---- Data records

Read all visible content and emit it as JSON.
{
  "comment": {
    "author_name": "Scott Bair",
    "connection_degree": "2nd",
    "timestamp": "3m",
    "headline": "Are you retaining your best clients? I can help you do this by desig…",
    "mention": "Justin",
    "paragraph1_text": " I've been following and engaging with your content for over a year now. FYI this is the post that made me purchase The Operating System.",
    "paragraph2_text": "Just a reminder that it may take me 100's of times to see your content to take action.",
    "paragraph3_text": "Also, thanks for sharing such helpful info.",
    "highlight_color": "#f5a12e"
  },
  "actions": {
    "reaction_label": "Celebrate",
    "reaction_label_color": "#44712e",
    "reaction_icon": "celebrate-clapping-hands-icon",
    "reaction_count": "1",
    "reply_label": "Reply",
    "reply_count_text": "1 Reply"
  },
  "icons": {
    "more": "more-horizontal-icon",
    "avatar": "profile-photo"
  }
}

--------

__Aim of the task__.
Look through the data above. Copy every line with the string "this" in it.

__Exercise answer__.
    "headline": "Are you retaining your best clients? I can help you do this by desig…",
    "paragraph1_text": " I've been following and engaging with your content for over a year now. FYI this is the post that made me purchase The Operating System.",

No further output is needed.